◆ Selected extract:
::::::::

It can sound like science fiction, but it is possible! (Running in RAM!)


And you can do with this script developed by Héctor Martín Cantero:

A script to completely take over a running Linux system remotely, allowing you to log into an in-memory rescue environment, unmount the original root filesystem, and do anything you want, all without rebooting. Replace one distro with another without touching a physical console.

…this script will not (itself) make any permanent changes to your existing root filesystem (assuming you run it from a tmpfs), so as long as you can remotely reboot your box using an out-of-band mechanism, you should be OK.

How it works?

Seven simple steps:

  1. Create a directory /takeover on your target system and mount a tmpfs on it
  2. Extract your rescue environment there. Make sure it works by chrooting into it and running a few commands. Make sure you do not bork filesystem permissions. Exit the chroot.
  3. Grab a recent copy of busybox (statically linked) and put it in /takeover/busybox. You can find binaries here. Make sure it works by trying something like /takeover/busybox sh.
  4. Copy the contents of this repository into /takeover.

::::::::

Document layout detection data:
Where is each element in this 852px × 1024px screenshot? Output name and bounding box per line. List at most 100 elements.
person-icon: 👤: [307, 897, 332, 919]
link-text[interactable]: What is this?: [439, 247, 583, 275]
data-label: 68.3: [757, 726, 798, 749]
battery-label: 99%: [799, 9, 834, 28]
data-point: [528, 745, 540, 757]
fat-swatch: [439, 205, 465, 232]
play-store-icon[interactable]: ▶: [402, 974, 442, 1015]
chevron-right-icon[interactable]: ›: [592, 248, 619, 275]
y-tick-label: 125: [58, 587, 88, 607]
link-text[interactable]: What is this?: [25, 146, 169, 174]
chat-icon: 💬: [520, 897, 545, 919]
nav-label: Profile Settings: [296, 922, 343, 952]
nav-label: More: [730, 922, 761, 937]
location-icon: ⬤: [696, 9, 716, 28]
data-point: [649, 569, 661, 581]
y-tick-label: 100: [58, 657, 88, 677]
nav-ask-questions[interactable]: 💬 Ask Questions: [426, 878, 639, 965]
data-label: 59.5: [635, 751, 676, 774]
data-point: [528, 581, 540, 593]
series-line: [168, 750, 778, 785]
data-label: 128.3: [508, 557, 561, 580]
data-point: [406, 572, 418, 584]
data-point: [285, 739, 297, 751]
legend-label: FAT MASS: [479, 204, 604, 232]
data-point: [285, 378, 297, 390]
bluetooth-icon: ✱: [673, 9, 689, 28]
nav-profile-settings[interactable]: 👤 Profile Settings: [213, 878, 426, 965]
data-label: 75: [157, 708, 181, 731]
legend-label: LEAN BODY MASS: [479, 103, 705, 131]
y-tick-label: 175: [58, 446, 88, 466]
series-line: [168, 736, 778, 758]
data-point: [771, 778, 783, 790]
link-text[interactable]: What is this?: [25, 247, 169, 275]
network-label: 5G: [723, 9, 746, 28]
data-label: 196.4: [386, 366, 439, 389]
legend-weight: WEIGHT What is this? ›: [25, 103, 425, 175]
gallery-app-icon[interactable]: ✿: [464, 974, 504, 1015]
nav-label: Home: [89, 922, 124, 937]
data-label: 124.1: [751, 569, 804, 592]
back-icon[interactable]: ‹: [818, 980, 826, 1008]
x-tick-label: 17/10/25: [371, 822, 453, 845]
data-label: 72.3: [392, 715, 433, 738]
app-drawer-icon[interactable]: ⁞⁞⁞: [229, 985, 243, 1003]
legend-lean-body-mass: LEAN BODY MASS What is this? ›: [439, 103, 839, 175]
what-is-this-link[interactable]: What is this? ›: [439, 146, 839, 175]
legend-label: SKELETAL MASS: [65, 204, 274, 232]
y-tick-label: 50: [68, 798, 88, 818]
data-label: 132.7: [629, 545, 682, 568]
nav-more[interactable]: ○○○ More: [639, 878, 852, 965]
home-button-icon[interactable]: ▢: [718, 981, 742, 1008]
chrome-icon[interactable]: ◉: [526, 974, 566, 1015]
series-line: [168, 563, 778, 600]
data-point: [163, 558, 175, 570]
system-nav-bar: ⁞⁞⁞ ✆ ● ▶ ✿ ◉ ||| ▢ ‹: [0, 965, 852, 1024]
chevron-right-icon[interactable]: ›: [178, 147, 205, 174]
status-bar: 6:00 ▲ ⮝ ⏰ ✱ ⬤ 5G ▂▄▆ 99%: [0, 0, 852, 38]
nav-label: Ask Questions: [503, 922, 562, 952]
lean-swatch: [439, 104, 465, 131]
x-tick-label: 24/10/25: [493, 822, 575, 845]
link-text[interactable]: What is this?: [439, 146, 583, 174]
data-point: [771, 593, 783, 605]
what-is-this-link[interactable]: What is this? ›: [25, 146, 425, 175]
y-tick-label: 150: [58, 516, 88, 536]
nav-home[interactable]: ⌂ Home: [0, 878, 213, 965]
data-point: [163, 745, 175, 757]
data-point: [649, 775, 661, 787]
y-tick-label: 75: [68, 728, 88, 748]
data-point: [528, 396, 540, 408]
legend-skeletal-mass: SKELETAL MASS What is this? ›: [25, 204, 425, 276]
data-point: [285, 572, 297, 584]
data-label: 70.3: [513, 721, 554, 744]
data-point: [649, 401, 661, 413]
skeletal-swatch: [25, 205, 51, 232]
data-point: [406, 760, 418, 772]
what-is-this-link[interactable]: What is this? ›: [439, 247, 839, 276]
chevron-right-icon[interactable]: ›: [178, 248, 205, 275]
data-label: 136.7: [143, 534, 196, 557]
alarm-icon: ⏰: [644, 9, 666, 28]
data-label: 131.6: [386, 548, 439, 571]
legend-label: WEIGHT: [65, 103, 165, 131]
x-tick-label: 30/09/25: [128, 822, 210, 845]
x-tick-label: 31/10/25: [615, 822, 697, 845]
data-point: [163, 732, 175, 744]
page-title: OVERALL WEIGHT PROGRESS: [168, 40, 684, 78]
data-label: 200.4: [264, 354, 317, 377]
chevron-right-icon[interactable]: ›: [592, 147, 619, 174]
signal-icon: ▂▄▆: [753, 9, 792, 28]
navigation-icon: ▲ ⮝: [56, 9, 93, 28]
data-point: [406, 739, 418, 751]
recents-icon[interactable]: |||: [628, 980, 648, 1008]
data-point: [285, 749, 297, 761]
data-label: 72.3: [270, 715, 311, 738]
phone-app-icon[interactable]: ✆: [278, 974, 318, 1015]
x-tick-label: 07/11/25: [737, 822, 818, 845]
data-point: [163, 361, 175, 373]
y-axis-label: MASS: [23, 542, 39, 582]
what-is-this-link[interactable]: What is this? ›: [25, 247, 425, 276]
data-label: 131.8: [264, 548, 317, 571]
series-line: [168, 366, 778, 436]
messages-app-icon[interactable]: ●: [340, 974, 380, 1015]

::::::::

◆ Exercise instructions:
1. Set down the part of the page on the remote Linux takeover script that begins at the words "How it works?" and stops after "like /takeover/busybox sh.".
2. According to the page on the remote Linux takeover script, who developed the script?
3. Continue the page on the remote Linux takeover script from its last line.
The records were taken from a separate source and have no connection to the text.

◆ Your written answers:
1.
How it works?

Seven simple steps:

  1. Create a directory /takeover on your target system and mount a tmpfs on it
  2. Extract your rescue environment there. Make sure it works by chrooting into it and running a few commands. Make sure you do not bork filesystem permissions. Exit the chroot.
  3. Grab a recent copy of busybox (statically linked) and put it in /takeover/busybox. You can find binaries here. Make sure it works by trying something like /takeover/busybox sh.

2. Héctor Martín Cantero.

3.
  5. Compile fakeinit.c. It must be compiled such that it works inside the takeover environment. If your rescue environment has gcc, you can just compile it inside the chroot: chroot /takeover gcc /fakeinit.c -o /fakeinit. Otherwise, you might want to statically link it.
  6. Shut down as many services as you can on your host. takeover.sh will by default set up an SSHd listening on port 80, though you may edit this in the script.
  7. Run sh /takeover/takeover.sh and follow the prompts.

If everything worked, congratulations! You may now use your new SSH session to kill any remaining old daemons (kill -9 is recommended to make sure they don't try to do anything silly during shutdown), and then unmount all filesystems under /old_root, including /old_root itself. You may want to first copy /old_root/lib/modules into your new tmpfs in case you need any old kernel modules.

takeover.sh could be extended to support re-execing a new init once you're done. This could be used to switch to a newdistro entirely without rebooting, as long as you're happy using the old kernel. If you're interested, pull requests welcome :-).